### PROBLEM REQUIREMENTS
Every entry must be echoed exactly.

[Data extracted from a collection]

- - - - - - -

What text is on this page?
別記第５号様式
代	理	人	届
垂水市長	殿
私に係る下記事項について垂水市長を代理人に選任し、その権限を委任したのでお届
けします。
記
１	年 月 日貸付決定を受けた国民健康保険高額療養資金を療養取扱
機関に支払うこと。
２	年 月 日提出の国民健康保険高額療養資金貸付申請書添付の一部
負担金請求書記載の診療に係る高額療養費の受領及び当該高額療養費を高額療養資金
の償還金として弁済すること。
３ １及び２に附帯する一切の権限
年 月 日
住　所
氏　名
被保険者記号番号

- - - - - - -

### EXPECTED ANSWER
What text is on this page?
別記第５号様式
代	理	人	届
垂水市長	殿
私に係る下記事項について垂水市長を代理人に選任し、その権限を委任したのでお届
けします。
記
１	年 月 日貸付決定を受けた国民健康保険高額療養資金を療養取扱
機関に支払うこと。
２	年 月 日提出の国民健康保険高額療養資金貸付申請書添付の一部
負担金請求書記載の診療に係る高額療養費の受領及び当該高額療養費を高額療養資金
の償還金として弁済すること。
３ １及び２に附帯する一切の権限
年 月 日
住　所
氏　名
被保険者記号番号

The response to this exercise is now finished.